● Supplied material:

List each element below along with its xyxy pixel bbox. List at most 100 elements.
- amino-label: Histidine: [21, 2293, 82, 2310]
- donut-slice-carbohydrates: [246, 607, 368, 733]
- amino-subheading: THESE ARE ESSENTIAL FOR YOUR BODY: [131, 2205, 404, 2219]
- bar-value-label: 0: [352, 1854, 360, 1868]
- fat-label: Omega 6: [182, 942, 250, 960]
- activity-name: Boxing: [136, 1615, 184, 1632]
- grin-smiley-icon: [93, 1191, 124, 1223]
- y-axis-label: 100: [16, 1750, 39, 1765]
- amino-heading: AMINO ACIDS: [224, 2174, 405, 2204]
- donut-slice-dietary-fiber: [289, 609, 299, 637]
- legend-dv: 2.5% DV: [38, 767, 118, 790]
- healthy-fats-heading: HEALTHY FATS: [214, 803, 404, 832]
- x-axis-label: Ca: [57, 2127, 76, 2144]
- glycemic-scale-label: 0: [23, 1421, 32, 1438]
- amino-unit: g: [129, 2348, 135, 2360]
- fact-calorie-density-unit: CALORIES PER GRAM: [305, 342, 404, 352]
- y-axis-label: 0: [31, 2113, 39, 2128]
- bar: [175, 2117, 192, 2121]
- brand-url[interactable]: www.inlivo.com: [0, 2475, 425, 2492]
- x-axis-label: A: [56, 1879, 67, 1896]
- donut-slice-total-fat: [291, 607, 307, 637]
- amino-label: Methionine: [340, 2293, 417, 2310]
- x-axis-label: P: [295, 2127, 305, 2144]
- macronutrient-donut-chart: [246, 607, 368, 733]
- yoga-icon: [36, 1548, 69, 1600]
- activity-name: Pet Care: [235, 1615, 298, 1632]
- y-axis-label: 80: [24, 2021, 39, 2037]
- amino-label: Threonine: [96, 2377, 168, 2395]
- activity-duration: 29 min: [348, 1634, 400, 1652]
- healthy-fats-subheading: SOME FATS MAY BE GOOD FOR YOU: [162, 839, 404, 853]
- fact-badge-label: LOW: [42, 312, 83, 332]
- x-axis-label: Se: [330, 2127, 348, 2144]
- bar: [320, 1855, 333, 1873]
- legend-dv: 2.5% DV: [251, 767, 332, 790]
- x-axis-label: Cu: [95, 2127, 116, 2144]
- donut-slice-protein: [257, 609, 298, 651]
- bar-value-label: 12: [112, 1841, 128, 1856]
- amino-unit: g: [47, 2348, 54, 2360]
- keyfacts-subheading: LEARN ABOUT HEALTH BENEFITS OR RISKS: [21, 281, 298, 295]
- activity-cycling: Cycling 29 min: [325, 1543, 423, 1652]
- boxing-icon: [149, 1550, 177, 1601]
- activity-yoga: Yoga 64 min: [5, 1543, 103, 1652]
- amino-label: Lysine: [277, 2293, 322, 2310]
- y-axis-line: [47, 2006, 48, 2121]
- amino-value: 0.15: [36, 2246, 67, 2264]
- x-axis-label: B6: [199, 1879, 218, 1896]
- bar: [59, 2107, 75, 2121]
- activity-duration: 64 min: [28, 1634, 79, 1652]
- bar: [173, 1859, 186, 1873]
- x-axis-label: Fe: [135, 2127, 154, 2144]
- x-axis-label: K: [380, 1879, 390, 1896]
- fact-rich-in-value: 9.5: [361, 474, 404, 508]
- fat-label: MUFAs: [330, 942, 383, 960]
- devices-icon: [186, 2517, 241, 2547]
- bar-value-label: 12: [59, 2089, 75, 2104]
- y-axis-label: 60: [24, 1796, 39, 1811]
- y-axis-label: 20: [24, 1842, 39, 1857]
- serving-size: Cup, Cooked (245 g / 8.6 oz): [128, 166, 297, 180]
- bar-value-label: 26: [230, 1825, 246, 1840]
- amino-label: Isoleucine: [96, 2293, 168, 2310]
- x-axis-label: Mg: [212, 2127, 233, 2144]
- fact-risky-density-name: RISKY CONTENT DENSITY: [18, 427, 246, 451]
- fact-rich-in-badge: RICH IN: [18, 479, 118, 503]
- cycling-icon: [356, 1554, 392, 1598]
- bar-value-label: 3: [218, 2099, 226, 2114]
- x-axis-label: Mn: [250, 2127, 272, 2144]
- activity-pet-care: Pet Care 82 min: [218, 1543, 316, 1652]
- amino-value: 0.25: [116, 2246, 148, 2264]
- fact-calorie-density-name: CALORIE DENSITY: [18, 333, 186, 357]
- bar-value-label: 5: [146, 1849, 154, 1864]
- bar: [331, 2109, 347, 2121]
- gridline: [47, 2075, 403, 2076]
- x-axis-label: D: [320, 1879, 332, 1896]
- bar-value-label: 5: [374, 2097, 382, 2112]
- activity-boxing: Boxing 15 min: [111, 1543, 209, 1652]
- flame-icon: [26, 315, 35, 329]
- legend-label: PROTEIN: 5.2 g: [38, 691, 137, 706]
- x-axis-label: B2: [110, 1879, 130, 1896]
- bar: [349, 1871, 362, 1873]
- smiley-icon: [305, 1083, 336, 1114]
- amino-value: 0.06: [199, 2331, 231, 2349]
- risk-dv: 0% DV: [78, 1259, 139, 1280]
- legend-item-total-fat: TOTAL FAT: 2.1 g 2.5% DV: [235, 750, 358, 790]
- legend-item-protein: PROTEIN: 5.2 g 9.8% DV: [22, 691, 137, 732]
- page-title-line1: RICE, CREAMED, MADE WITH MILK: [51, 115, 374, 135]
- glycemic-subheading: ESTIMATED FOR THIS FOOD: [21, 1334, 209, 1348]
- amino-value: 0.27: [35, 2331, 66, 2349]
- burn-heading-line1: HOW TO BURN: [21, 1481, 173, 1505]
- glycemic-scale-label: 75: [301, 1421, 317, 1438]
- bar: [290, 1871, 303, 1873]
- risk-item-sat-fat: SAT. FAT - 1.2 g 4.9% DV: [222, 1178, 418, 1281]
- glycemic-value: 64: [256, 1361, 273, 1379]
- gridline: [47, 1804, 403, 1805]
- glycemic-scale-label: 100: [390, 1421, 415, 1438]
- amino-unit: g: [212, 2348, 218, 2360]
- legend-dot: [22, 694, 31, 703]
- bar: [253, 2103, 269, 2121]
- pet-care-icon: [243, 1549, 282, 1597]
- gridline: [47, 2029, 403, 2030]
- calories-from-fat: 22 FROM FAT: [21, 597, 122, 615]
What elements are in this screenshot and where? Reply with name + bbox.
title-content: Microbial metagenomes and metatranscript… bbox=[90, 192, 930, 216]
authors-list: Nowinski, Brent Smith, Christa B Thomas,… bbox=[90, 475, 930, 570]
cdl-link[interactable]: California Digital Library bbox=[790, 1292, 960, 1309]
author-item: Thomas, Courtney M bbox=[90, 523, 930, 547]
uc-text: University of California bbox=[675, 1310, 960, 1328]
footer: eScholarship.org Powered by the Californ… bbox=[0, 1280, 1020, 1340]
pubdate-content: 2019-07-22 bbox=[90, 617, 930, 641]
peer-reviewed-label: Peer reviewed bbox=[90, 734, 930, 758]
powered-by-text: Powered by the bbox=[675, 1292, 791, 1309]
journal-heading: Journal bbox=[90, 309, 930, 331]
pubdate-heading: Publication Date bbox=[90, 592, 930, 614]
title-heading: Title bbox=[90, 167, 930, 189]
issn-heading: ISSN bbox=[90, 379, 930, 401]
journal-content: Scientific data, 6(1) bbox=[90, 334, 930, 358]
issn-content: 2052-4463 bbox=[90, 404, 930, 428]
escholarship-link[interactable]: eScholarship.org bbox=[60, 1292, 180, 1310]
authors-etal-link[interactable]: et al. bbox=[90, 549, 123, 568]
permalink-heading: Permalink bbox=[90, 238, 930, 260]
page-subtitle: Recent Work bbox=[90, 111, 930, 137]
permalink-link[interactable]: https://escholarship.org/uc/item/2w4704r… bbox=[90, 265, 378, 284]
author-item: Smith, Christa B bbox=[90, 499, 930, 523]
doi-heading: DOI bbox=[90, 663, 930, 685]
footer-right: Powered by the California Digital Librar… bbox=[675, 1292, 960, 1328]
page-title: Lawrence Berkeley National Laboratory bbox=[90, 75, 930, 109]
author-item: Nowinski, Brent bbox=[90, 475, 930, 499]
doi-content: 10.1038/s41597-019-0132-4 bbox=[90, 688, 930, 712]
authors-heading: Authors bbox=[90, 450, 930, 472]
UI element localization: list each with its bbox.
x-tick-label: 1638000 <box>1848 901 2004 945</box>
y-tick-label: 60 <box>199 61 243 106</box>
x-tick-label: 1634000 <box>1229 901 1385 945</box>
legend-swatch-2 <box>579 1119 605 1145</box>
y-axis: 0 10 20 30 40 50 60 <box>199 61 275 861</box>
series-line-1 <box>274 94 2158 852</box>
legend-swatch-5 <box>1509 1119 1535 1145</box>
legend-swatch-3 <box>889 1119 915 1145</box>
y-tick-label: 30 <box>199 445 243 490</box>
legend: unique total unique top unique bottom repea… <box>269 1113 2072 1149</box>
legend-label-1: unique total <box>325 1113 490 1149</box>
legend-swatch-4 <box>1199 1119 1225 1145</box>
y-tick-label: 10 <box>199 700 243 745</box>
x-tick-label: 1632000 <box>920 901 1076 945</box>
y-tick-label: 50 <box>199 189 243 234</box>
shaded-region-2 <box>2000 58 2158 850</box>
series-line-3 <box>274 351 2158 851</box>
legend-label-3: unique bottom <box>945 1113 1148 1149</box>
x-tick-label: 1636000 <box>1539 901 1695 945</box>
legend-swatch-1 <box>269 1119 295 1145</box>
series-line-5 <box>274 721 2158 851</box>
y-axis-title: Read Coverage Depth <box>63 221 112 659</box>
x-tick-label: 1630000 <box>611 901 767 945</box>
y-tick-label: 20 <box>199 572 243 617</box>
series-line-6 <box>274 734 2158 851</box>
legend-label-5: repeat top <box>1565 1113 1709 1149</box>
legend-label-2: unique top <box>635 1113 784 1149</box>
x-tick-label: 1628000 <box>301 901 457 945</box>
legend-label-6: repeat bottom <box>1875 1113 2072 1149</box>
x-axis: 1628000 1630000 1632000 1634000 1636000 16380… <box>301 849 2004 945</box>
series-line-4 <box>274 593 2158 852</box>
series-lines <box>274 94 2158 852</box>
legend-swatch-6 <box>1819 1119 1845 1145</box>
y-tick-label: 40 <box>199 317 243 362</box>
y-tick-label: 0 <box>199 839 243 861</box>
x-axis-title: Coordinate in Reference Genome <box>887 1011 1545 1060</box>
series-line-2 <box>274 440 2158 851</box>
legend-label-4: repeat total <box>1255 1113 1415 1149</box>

● Task: Please copy each line of the records above that holds the word "cycling".

● Your response:
- activity-cycling: Cycling 29 min: [325, 1543, 423, 1652]
- cycling-icon: [356, 1554, 392, 1598]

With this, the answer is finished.